# start of Dataset extract

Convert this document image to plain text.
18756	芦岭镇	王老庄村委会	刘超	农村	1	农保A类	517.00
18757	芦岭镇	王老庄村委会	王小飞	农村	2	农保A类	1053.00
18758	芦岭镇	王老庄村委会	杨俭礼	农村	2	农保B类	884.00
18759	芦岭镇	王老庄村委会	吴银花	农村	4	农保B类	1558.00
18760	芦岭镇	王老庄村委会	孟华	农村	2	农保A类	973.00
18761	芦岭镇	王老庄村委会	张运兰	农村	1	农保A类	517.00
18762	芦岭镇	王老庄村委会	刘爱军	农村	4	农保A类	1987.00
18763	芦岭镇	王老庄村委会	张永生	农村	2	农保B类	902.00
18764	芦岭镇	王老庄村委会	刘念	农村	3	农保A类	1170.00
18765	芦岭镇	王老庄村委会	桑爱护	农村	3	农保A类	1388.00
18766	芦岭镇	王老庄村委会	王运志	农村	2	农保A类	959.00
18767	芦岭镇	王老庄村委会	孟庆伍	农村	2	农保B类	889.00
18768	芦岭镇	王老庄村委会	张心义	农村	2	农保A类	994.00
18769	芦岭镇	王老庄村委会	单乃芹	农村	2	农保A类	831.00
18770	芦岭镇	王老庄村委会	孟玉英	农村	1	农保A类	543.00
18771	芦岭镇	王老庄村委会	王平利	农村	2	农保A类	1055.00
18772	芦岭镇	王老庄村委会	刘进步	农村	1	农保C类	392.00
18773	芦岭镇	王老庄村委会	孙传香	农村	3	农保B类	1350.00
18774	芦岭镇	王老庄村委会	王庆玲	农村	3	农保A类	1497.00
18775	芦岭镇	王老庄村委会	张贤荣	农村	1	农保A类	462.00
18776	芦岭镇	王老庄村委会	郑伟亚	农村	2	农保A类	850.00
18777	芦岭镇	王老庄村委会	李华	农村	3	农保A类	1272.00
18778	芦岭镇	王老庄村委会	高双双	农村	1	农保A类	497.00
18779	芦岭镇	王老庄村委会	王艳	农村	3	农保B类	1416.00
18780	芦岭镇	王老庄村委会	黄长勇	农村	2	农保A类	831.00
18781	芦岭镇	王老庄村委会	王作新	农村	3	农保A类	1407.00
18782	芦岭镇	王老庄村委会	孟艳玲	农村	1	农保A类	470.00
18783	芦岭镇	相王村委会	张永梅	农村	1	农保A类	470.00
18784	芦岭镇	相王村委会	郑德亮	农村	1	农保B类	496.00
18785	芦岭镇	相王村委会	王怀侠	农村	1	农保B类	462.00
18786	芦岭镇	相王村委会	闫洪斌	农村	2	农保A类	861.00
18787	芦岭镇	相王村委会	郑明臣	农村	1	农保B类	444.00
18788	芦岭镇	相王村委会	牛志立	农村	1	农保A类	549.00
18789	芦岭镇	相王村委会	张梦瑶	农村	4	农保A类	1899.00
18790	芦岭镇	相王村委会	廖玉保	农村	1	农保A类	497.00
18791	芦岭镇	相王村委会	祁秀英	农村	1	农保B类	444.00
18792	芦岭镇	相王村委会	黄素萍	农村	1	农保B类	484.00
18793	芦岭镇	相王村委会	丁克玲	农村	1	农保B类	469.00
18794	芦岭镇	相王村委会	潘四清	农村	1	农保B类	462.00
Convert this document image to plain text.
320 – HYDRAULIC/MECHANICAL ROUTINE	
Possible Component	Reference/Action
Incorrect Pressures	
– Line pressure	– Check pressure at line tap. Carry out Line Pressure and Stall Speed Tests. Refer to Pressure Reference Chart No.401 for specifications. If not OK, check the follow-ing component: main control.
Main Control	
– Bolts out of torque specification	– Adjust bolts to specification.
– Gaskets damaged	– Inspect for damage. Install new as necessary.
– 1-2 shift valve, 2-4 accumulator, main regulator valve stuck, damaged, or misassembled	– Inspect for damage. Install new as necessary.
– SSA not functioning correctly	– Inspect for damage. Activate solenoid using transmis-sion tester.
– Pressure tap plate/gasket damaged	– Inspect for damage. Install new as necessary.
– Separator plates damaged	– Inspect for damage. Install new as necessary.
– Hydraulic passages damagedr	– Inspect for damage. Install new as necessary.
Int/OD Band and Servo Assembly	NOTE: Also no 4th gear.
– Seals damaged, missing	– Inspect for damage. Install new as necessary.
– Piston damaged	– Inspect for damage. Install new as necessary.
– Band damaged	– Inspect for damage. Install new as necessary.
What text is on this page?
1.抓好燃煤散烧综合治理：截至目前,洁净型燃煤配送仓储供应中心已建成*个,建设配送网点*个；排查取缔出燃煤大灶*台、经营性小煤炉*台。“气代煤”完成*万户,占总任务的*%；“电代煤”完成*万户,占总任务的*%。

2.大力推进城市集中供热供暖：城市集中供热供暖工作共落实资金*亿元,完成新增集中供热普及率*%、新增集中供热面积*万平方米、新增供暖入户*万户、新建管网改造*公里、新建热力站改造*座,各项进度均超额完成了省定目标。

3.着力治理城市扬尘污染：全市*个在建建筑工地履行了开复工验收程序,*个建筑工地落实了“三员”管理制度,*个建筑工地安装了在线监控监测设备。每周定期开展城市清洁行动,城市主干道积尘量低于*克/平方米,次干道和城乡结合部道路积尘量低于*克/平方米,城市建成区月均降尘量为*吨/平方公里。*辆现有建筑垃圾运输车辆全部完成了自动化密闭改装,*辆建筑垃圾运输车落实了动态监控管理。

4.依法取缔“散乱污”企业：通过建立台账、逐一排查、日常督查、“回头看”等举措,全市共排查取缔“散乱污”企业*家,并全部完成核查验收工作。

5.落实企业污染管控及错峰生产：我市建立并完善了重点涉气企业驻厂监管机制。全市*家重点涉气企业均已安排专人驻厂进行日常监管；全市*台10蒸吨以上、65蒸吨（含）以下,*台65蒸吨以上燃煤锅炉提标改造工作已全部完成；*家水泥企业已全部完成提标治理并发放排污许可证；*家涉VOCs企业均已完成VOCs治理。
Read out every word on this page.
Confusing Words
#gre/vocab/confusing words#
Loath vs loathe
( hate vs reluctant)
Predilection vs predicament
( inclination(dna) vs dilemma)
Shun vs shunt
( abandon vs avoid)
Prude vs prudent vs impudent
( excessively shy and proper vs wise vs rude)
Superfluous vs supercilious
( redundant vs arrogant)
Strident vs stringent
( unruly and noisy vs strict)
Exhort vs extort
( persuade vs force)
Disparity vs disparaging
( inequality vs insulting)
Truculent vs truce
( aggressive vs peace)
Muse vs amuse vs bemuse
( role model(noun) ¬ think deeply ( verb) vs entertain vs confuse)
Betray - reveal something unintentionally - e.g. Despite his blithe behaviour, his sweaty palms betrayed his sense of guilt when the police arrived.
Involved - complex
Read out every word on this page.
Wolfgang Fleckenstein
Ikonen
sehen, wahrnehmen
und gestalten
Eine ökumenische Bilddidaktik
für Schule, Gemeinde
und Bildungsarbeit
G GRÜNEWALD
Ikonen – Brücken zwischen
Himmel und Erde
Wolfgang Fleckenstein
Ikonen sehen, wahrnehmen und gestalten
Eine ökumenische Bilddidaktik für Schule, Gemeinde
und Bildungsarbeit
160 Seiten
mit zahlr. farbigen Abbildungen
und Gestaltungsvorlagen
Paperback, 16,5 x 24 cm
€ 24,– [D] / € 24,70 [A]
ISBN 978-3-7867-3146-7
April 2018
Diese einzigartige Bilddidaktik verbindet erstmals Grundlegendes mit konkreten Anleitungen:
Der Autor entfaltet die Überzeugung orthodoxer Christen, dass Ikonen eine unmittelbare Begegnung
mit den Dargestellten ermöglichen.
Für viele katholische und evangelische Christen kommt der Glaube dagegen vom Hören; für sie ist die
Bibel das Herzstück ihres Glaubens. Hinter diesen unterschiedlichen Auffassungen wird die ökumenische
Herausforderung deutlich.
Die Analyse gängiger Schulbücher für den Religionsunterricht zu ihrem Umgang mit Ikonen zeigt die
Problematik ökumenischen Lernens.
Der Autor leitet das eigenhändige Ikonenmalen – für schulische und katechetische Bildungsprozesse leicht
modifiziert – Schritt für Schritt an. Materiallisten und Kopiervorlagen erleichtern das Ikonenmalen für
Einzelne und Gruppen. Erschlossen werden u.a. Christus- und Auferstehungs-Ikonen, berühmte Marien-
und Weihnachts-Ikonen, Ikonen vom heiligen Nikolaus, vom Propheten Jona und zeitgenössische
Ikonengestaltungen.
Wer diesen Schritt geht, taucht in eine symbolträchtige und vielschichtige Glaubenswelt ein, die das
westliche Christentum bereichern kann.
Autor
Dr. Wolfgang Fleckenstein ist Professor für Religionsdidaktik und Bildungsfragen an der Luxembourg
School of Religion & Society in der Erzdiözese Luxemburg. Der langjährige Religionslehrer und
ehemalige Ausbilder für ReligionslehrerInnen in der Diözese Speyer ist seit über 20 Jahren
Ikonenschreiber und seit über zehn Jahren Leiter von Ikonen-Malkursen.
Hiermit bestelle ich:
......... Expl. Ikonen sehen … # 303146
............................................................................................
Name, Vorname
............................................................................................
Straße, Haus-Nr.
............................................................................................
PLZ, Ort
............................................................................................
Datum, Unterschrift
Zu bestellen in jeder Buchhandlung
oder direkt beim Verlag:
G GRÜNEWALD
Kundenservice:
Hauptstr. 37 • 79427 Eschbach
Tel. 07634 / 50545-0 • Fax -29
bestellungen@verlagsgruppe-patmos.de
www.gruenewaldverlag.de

# end of Dataset extract

■ Exercise aim: Look through the entries above. Extract each line with the word "Schritt".

■ Full answer:
modifiziert – Schritt für Schritt an. Materiallisten und Kopiervorlagen erleichtern das Ikonenmalen für
Wer diesen Schritt geht, taucht in eine symbolträchtige und vielschichtige Glaubenswelt ein, die das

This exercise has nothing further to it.